RECORDS SUPPLIED —
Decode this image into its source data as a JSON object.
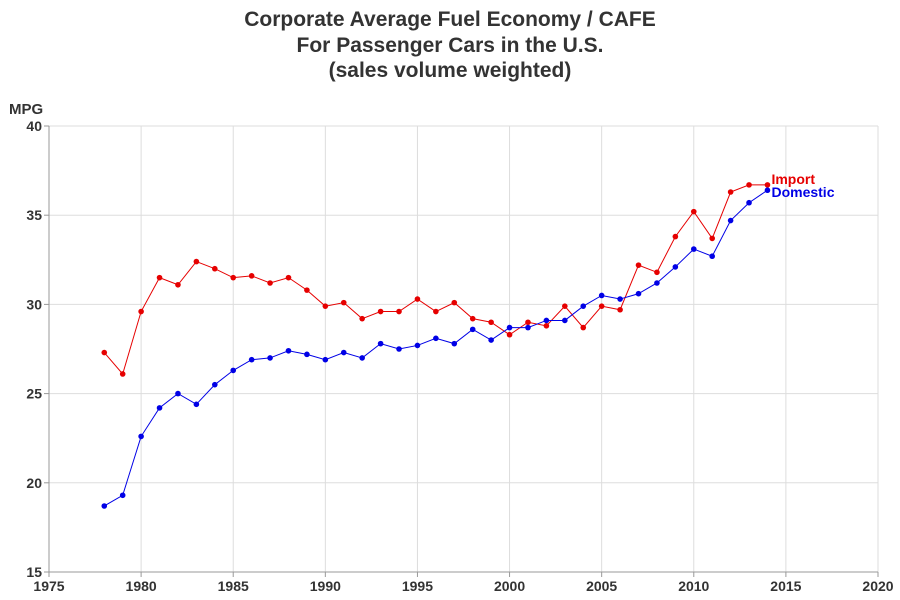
{
  "chart_data": {
    "type": "line",
    "title": [
      "Corporate Average Fuel Economy / CAFE",
      "For Passenger Cars in the U.S.",
      "(sales volume weighted)"
    ],
    "ylabel": "MPG",
    "xlabel": "",
    "xlim": [
      1975,
      2020
    ],
    "ylim": [
      15,
      40
    ],
    "xticks": [
      1975,
      1980,
      1985,
      1990,
      1995,
      2000,
      2005,
      2010,
      2015,
      2020
    ],
    "yticks": [
      15,
      20,
      25,
      30,
      35,
      40
    ],
    "grid": true,
    "legend": "none (series labeled at line ends)",
    "x": [
      1978,
      1979,
      1980,
      1981,
      1982,
      1983,
      1984,
      1985,
      1986,
      1987,
      1988,
      1989,
      1990,
      1991,
      1992,
      1993,
      1994,
      1995,
      1996,
      1997,
      1998,
      1999,
      2000,
      2001,
      2002,
      2003,
      2004,
      2005,
      2006,
      2007,
      2008,
      2009,
      2010,
      2011,
      2012,
      2013,
      2014
    ],
    "series": [
      {
        "name": "Import",
        "color": "#e60000",
        "values": [
          27.3,
          26.1,
          29.6,
          31.5,
          31.1,
          32.4,
          32.0,
          31.5,
          31.6,
          31.2,
          31.5,
          30.8,
          29.9,
          30.1,
          29.2,
          29.6,
          29.6,
          30.3,
          29.6,
          30.1,
          29.2,
          29.0,
          28.3,
          29.0,
          28.8,
          29.9,
          28.7,
          29.9,
          29.7,
          32.2,
          31.8,
          33.8,
          35.2,
          33.7,
          36.3,
          36.7,
          36.7
        ]
      },
      {
        "name": "Domestic",
        "color": "#0000e6",
        "values": [
          18.7,
          19.3,
          22.6,
          24.2,
          25.0,
          24.4,
          25.5,
          26.3,
          26.9,
          27.0,
          27.4,
          27.2,
          26.9,
          27.3,
          27.0,
          27.8,
          27.5,
          27.7,
          28.1,
          27.8,
          28.6,
          28.0,
          28.7,
          28.7,
          29.1,
          29.1,
          29.9,
          30.5,
          30.3,
          30.6,
          31.2,
          32.1,
          33.1,
          32.7,
          34.7,
          35.7,
          36.4
        ]
      }
    ]
  }
}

TASK STATEMENT —
Transcribe each entry above exactly, apart from the pictures.

RESPONSE TO THIS TASK —
Decode this image into its source data as a JSON object.
{
  "chart_data": {
    "type": "line",
    "title": [
      "Corporate Average Fuel Economy / CAFE",
      "For Passenger Cars in the U.S.",
      "(sales volume weighted)"
    ],
    "ylabel": "MPG",
    "xlabel": "",
    "xlim": [
      1975,
      2020
    ],
    "ylim": [
      15,
      40
    ],
    "xticks": [
      1975,
      1980,
      1985,
      1990,
      1995,
      2000,
      2005,
      2010,
      2015,
      2020
    ],
    "yticks": [
      15,
      20,
      25,
      30,
      35,
      40
    ],
    "grid": true,
    "legend": "none (series labeled at line ends)",
    "x": [
      1978,
      1979,
      1980,
      1981,
      1982,
      1983,
      1984,
      1985,
      1986,
      1987,
      1988,
      1989,
      1990,
      1991,
      1992,
      1993,
      1994,
      1995,
      1996,
      1997,
      1998,
      1999,
      2000,
      2001,
      2002,
      2003,
      2004,
      2005,
      2006,
      2007,
      2008,
      2009,
      2010,
      2011,
      2012,
      2013,
      2014
    ],
    "series": [
      {
        "name": "Import",
        "color": "#e60000",
        "values": [
          27.3,
          26.1,
          29.6,
          31.5,
          31.1,
          32.4,
          32.0,
          31.5,
          31.6,
          31.2,
          31.5,
          30.8,
          29.9,
          30.1,
          29.2,
          29.6,
          29.6,
          30.3,
          29.6,
          30.1,
          29.2,
          29.0,
          28.3,
          29.0,
          28.8,
          29.9,
          28.7,
          29.9,
          29.7,
          32.2,
          31.8,
          33.8,
          35.2,
          33.7,
          36.3,
          36.7,
          36.7
        ]
      },
      {
        "name": "Domestic",
        "color": "#0000e6",
        "values": [
          18.7,
          19.3,
          22.6,
          24.2,
          25.0,
          24.4,
          25.5,
          26.3,
          26.9,
          27.0,
          27.4,
          27.2,
          26.9,
          27.3,
          27.0,
          27.8,
          27.5,
          27.7,
          28.1,
          27.8,
          28.6,
          28.0,
          28.7,
          28.7,
          29.1,
          29.1,
          29.9,
          30.5,
          30.3,
          30.6,
          31.2,
          32.1,
          33.1,
          32.7,
          34.7,
          35.7,
          36.4
        ]
      }
    ]
  }
}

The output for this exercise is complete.